Below is a block of records. Copy every line in it that contains the word "background".
____ Exercise material
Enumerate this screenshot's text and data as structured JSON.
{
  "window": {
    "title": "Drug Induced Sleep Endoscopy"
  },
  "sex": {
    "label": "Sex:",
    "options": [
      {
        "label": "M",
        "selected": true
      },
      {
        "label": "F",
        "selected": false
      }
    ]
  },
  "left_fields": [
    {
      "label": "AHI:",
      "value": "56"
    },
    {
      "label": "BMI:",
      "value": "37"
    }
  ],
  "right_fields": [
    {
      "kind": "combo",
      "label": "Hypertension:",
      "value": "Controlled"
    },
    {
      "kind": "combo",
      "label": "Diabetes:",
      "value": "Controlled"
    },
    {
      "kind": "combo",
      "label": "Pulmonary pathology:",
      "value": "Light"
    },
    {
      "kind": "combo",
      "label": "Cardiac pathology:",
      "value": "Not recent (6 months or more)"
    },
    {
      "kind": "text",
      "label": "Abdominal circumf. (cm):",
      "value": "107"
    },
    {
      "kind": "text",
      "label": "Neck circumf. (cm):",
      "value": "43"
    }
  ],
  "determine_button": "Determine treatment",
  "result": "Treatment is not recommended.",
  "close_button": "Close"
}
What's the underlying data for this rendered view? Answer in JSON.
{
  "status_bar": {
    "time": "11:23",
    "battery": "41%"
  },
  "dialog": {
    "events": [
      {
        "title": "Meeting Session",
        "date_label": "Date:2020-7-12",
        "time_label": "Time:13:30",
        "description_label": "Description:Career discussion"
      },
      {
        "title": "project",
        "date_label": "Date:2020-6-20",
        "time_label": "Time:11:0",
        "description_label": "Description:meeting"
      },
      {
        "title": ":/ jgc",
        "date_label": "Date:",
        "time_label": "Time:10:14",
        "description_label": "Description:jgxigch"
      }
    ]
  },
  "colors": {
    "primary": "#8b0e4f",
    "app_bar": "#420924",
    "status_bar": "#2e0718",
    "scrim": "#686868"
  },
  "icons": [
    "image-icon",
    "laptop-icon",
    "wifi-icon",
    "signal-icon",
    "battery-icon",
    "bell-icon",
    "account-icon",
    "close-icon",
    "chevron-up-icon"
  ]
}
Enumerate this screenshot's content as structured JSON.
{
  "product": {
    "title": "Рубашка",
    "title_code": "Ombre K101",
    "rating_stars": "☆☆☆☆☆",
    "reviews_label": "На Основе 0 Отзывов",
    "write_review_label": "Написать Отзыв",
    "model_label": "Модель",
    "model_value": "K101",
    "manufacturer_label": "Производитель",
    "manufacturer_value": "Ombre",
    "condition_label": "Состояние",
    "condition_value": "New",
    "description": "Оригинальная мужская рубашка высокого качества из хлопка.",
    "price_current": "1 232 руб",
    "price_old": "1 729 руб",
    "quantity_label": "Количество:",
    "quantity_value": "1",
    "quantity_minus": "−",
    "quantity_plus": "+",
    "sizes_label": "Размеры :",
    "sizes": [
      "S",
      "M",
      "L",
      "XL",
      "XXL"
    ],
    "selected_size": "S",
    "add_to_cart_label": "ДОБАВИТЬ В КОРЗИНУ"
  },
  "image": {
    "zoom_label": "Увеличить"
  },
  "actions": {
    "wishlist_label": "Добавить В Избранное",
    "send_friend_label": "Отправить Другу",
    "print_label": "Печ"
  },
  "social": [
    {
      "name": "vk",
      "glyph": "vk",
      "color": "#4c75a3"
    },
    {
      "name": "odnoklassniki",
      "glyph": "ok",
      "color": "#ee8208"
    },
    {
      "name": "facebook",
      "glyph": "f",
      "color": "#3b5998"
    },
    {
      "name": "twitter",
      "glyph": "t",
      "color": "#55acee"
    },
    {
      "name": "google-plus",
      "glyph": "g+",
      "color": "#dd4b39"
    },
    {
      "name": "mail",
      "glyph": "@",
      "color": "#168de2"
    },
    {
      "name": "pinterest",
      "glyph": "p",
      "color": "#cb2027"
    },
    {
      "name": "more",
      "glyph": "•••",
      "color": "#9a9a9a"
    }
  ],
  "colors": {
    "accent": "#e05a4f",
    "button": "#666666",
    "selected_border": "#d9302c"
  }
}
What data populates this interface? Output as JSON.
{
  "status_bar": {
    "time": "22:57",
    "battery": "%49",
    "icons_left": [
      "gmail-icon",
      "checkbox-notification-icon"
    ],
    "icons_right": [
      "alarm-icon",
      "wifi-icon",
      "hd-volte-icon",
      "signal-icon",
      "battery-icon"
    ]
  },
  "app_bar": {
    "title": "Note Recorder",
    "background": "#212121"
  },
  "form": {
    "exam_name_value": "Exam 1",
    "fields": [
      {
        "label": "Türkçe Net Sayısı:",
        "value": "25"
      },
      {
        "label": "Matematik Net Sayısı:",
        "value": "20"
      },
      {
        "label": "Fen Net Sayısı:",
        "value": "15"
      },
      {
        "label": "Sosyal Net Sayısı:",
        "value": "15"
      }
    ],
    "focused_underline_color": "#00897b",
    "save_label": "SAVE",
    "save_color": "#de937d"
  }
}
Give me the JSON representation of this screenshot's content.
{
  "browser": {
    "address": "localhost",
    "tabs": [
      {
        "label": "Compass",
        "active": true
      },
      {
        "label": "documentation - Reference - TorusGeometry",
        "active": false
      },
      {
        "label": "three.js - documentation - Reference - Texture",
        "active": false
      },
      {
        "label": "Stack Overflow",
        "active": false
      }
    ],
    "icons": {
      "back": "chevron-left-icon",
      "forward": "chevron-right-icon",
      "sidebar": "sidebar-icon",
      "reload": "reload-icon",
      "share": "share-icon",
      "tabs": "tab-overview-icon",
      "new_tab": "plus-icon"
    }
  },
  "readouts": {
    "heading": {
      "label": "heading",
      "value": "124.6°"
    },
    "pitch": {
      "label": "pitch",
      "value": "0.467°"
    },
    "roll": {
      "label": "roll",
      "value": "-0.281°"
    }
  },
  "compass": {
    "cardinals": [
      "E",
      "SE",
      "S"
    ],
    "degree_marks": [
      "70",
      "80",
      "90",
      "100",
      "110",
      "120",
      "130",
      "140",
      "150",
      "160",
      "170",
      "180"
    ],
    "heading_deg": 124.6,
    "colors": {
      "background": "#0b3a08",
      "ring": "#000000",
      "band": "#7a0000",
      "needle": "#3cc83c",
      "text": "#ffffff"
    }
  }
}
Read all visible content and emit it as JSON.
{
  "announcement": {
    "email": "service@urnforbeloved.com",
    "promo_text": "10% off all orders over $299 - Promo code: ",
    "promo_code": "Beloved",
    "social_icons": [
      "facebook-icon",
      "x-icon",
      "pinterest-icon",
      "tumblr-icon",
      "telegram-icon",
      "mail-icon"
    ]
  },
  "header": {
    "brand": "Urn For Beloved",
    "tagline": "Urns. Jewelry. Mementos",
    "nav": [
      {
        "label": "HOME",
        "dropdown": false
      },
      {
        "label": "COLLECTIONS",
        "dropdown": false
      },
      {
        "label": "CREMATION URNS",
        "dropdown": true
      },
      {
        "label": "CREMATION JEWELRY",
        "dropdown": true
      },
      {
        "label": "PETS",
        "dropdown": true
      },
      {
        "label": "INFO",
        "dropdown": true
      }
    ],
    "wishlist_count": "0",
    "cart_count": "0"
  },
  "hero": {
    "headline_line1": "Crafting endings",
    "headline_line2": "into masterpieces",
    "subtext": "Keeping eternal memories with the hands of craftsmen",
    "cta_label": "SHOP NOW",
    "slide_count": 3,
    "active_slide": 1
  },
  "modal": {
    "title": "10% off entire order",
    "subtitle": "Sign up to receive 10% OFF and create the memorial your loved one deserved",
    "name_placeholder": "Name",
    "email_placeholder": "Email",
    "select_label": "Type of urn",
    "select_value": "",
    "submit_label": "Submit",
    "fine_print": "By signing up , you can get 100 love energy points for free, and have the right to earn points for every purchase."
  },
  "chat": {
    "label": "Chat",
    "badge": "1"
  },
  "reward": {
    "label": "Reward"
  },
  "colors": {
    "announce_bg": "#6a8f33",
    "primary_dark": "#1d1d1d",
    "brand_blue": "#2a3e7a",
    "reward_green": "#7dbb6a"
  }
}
________
Task answer:
    "background": "#212121"
      "background": "#0b3a08",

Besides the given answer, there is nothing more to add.